RECORD EXCERPTS:
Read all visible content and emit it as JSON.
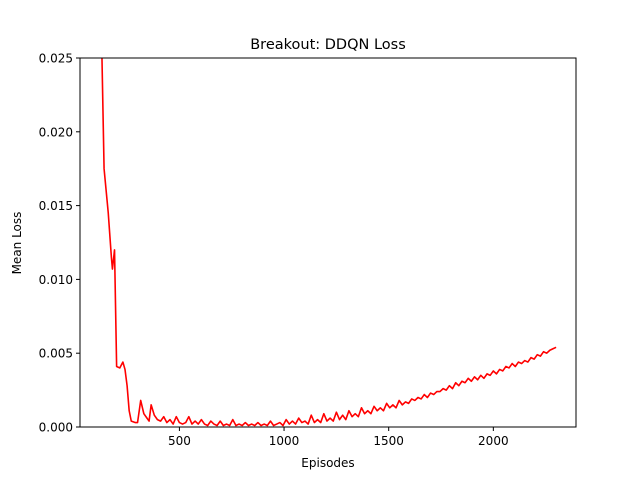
{
  "chart_data": {
    "type": "line",
    "title": "Breakout: DDQN Loss",
    "xlabel": "Episodes",
    "ylabel": "Mean Loss",
    "xlim": [
      25,
      2395
    ],
    "ylim": [
      0,
      0.025
    ],
    "x_ticks": [
      {
        "value": 500,
        "label": "500"
      },
      {
        "value": 1000,
        "label": "1000"
      },
      {
        "value": 1500,
        "label": "1500"
      },
      {
        "value": 2000,
        "label": "2000"
      }
    ],
    "y_ticks": [
      {
        "value": 0,
        "label": "0.000"
      },
      {
        "value": 0.005,
        "label": "0.005"
      },
      {
        "value": 0.01,
        "label": "0.010"
      },
      {
        "value": 0.015,
        "label": "0.015"
      },
      {
        "value": 0.02,
        "label": "0.020"
      },
      {
        "value": 0.025,
        "label": "0.025"
      }
    ],
    "grid": false,
    "series": [
      {
        "color": "#ff0000",
        "x": [
          130,
          140,
          160,
          175,
          180,
          190,
          200,
          215,
          230,
          240,
          250,
          260,
          270,
          290,
          300,
          305,
          315,
          330,
          345,
          355,
          365,
          380,
          395,
          410,
          425,
          440,
          455,
          470,
          485,
          500,
          515,
          530,
          545,
          560,
          575,
          590,
          605,
          620,
          635,
          650,
          665,
          680,
          695,
          710,
          725,
          740,
          755,
          770,
          785,
          800,
          815,
          830,
          845,
          860,
          875,
          890,
          905,
          920,
          935,
          950,
          965,
          980,
          995,
          1010,
          1025,
          1040,
          1055,
          1070,
          1085,
          1100,
          1115,
          1130,
          1145,
          1160,
          1175,
          1190,
          1205,
          1220,
          1235,
          1250,
          1265,
          1280,
          1295,
          1310,
          1325,
          1340,
          1355,
          1370,
          1385,
          1400,
          1415,
          1430,
          1445,
          1460,
          1475,
          1490,
          1505,
          1520,
          1535,
          1550,
          1565,
          1580,
          1595,
          1610,
          1625,
          1640,
          1655,
          1670,
          1685,
          1700,
          1715,
          1730,
          1745,
          1760,
          1775,
          1790,
          1805,
          1820,
          1835,
          1850,
          1865,
          1880,
          1895,
          1910,
          1925,
          1940,
          1955,
          1970,
          1985,
          2000,
          2015,
          2030,
          2045,
          2060,
          2075,
          2090,
          2105,
          2120,
          2135,
          2150,
          2165,
          2180,
          2195,
          2210,
          2225,
          2240,
          2255,
          2270,
          2285,
          2300
        ],
        "y": [
          0.025,
          0.0175,
          0.0145,
          0.0115,
          0.0107,
          0.012,
          0.0041,
          0.004,
          0.0044,
          0.0039,
          0.0028,
          0.0011,
          0.0004,
          0.0003,
          0.0003,
          0.0008,
          0.0018,
          0.0009,
          0.0006,
          0.0004,
          0.0015,
          0.0008,
          0.0005,
          0.0004,
          0.0007,
          0.0003,
          0.0005,
          0.0002,
          0.0007,
          0.0003,
          0.0002,
          0.0003,
          0.0007,
          0.0002,
          0.0004,
          0.0002,
          0.0005,
          0.0002,
          0.0001,
          0.0004,
          0.0002,
          0.0001,
          0.0004,
          0.0001,
          0.0002,
          0.0001,
          0.0005,
          0.0001,
          0.0002,
          0.0001,
          0.0003,
          0.0001,
          0.0002,
          0.0001,
          0.0003,
          0.0001,
          0.0002,
          0.0001,
          0.0004,
          0.0001,
          0.0002,
          0.0003,
          0.0001,
          0.0005,
          0.0002,
          0.0004,
          0.0002,
          0.0006,
          0.0003,
          0.0004,
          0.0002,
          0.0008,
          0.0003,
          0.0005,
          0.0003,
          0.0009,
          0.0004,
          0.0006,
          0.0004,
          0.001,
          0.0005,
          0.0008,
          0.0005,
          0.0011,
          0.0007,
          0.0009,
          0.0007,
          0.0013,
          0.0009,
          0.0011,
          0.0009,
          0.0014,
          0.0011,
          0.0013,
          0.0011,
          0.0016,
          0.0013,
          0.0015,
          0.0013,
          0.0018,
          0.0015,
          0.0017,
          0.0016,
          0.0019,
          0.0018,
          0.002,
          0.0019,
          0.0022,
          0.002,
          0.0023,
          0.0022,
          0.0024,
          0.0024,
          0.0026,
          0.0025,
          0.0028,
          0.0026,
          0.003,
          0.0028,
          0.0031,
          0.003,
          0.0033,
          0.0031,
          0.0034,
          0.0032,
          0.0035,
          0.0033,
          0.0036,
          0.0035,
          0.0038,
          0.0036,
          0.0039,
          0.0038,
          0.0041,
          0.004,
          0.0043,
          0.0041,
          0.0044,
          0.0043,
          0.0045,
          0.0044,
          0.0047,
          0.0046,
          0.0049,
          0.0048,
          0.0051,
          0.005,
          0.0052,
          0.0053,
          0.0054
        ]
      }
    ]
  }
}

BRIEF: Each entry should be repeated exactly as it appears; the pictures stay out.

EXERCISE RESULT:
Read all visible content and emit it as JSON.
{
  "chart_data": {
    "type": "line",
    "title": "Breakout: DDQN Loss",
    "xlabel": "Episodes",
    "ylabel": "Mean Loss",
    "xlim": [
      25,
      2395
    ],
    "ylim": [
      0,
      0.025
    ],
    "x_ticks": [
      {
        "value": 500,
        "label": "500"
      },
      {
        "value": 1000,
        "label": "1000"
      },
      {
        "value": 1500,
        "label": "1500"
      },
      {
        "value": 2000,
        "label": "2000"
      }
    ],
    "y_ticks": [
      {
        "value": 0,
        "label": "0.000"
      },
      {
        "value": 0.005,
        "label": "0.005"
      },
      {
        "value": 0.01,
        "label": "0.010"
      },
      {
        "value": 0.015,
        "label": "0.015"
      },
      {
        "value": 0.02,
        "label": "0.020"
      },
      {
        "value": 0.025,
        "label": "0.025"
      }
    ],
    "grid": false,
    "series": [
      {
        "color": "#ff0000",
        "x": [
          130,
          140,
          160,
          175,
          180,
          190,
          200,
          215,
          230,
          240,
          250,
          260,
          270,
          290,
          300,
          305,
          315,
          330,
          345,
          355,
          365,
          380,
          395,
          410,
          425,
          440,
          455,
          470,
          485,
          500,
          515,
          530,
          545,
          560,
          575,
          590,
          605,
          620,
          635,
          650,
          665,
          680,
          695,
          710,
          725,
          740,
          755,
          770,
          785,
          800,
          815,
          830,
          845,
          860,
          875,
          890,
          905,
          920,
          935,
          950,
          965,
          980,
          995,
          1010,
          1025,
          1040,
          1055,
          1070,
          1085,
          1100,
          1115,
          1130,
          1145,
          1160,
          1175,
          1190,
          1205,
          1220,
          1235,
          1250,
          1265,
          1280,
          1295,
          1310,
          1325,
          1340,
          1355,
          1370,
          1385,
          1400,
          1415,
          1430,
          1445,
          1460,
          1475,
          1490,
          1505,
          1520,
          1535,
          1550,
          1565,
          1580,
          1595,
          1610,
          1625,
          1640,
          1655,
          1670,
          1685,
          1700,
          1715,
          1730,
          1745,
          1760,
          1775,
          1790,
          1805,
          1820,
          1835,
          1850,
          1865,
          1880,
          1895,
          1910,
          1925,
          1940,
          1955,
          1970,
          1985,
          2000,
          2015,
          2030,
          2045,
          2060,
          2075,
          2090,
          2105,
          2120,
          2135,
          2150,
          2165,
          2180,
          2195,
          2210,
          2225,
          2240,
          2255,
          2270,
          2285,
          2300
        ],
        "y": [
          0.025,
          0.0175,
          0.0145,
          0.0115,
          0.0107,
          0.012,
          0.0041,
          0.004,
          0.0044,
          0.0039,
          0.0028,
          0.0011,
          0.0004,
          0.0003,
          0.0003,
          0.0008,
          0.0018,
          0.0009,
          0.0006,
          0.0004,
          0.0015,
          0.0008,
          0.0005,
          0.0004,
          0.0007,
          0.0003,
          0.0005,
          0.0002,
          0.0007,
          0.0003,
          0.0002,
          0.0003,
          0.0007,
          0.0002,
          0.0004,
          0.0002,
          0.0005,
          0.0002,
          0.0001,
          0.0004,
          0.0002,
          0.0001,
          0.0004,
          0.0001,
          0.0002,
          0.0001,
          0.0005,
          0.0001,
          0.0002,
          0.0001,
          0.0003,
          0.0001,
          0.0002,
          0.0001,
          0.0003,
          0.0001,
          0.0002,
          0.0001,
          0.0004,
          0.0001,
          0.0002,
          0.0003,
          0.0001,
          0.0005,
          0.0002,
          0.0004,
          0.0002,
          0.0006,
          0.0003,
          0.0004,
          0.0002,
          0.0008,
          0.0003,
          0.0005,
          0.0003,
          0.0009,
          0.0004,
          0.0006,
          0.0004,
          0.001,
          0.0005,
          0.0008,
          0.0005,
          0.0011,
          0.0007,
          0.0009,
          0.0007,
          0.0013,
          0.0009,
          0.0011,
          0.0009,
          0.0014,
          0.0011,
          0.0013,
          0.0011,
          0.0016,
          0.0013,
          0.0015,
          0.0013,
          0.0018,
          0.0015,
          0.0017,
          0.0016,
          0.0019,
          0.0018,
          0.002,
          0.0019,
          0.0022,
          0.002,
          0.0023,
          0.0022,
          0.0024,
          0.0024,
          0.0026,
          0.0025,
          0.0028,
          0.0026,
          0.003,
          0.0028,
          0.0031,
          0.003,
          0.0033,
          0.0031,
          0.0034,
          0.0032,
          0.0035,
          0.0033,
          0.0036,
          0.0035,
          0.0038,
          0.0036,
          0.0039,
          0.0038,
          0.0041,
          0.004,
          0.0043,
          0.0041,
          0.0044,
          0.0043,
          0.0045,
          0.0044,
          0.0047,
          0.0046,
          0.0049,
          0.0048,
          0.0051,
          0.005,
          0.0052,
          0.0053,
          0.0054
        ]
      }
    ]
  }
}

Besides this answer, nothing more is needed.